--- Start of DATA EXTRACT ---
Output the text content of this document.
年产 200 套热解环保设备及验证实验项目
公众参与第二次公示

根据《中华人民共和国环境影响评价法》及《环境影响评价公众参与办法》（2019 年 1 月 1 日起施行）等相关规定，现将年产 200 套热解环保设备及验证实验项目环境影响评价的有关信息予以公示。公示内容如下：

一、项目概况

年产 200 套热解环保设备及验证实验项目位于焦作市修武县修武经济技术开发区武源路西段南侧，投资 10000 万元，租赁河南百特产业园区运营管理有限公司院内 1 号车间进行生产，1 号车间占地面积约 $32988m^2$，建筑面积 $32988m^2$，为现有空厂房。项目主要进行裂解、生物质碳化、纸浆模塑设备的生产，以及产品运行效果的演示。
--- End of DATA EXTRACT ---
--- Start of DATA EXTRACT ---
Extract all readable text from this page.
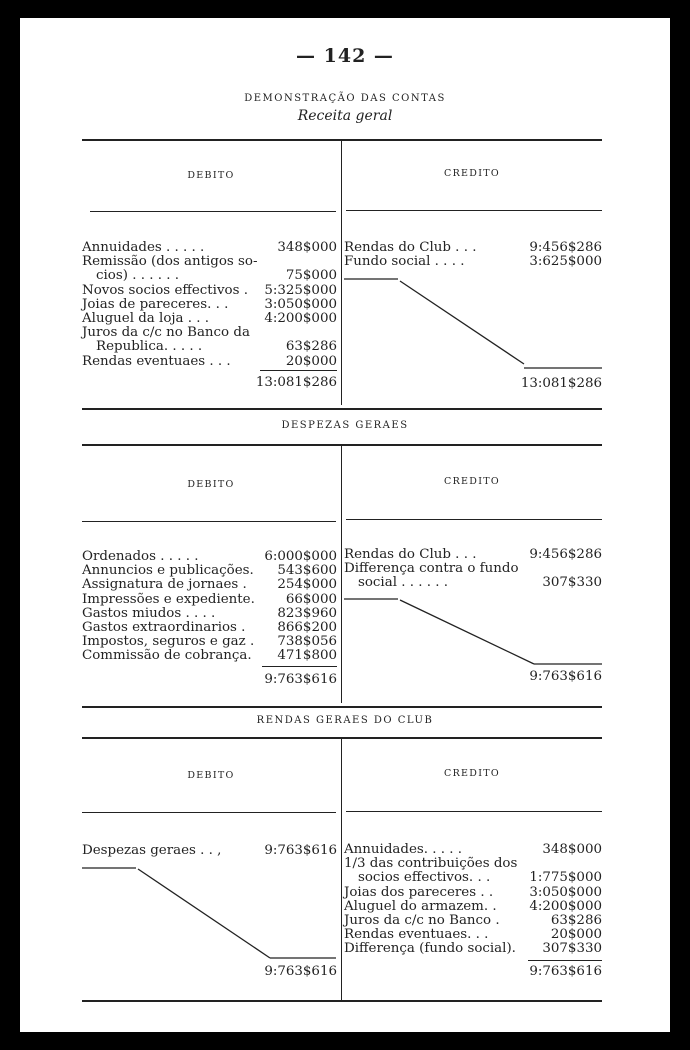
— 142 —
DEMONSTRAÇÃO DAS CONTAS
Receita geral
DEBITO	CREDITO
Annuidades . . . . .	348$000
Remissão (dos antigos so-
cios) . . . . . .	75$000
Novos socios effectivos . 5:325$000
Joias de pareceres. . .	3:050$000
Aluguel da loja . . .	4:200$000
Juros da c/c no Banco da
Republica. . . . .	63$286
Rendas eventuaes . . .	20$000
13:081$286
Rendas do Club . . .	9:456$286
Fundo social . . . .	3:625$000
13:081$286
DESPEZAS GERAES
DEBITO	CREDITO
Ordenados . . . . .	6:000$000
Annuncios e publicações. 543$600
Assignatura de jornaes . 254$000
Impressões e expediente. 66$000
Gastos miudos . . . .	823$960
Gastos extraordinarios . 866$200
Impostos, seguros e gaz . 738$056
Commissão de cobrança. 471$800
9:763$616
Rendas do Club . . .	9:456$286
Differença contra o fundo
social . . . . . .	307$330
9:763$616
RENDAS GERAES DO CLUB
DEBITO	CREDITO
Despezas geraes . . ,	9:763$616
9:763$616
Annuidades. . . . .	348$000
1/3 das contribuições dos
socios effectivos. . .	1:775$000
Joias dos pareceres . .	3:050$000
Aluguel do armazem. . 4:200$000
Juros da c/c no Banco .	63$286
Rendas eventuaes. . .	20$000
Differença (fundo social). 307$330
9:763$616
--- End of DATA EXTRACT ---
OBJECTIVE -
List all lines in the material containing the string "pareceres".

TASK RESULT -
Joias de pareceres. . .	3:050$000
Joias dos pareceres . .	3:050$000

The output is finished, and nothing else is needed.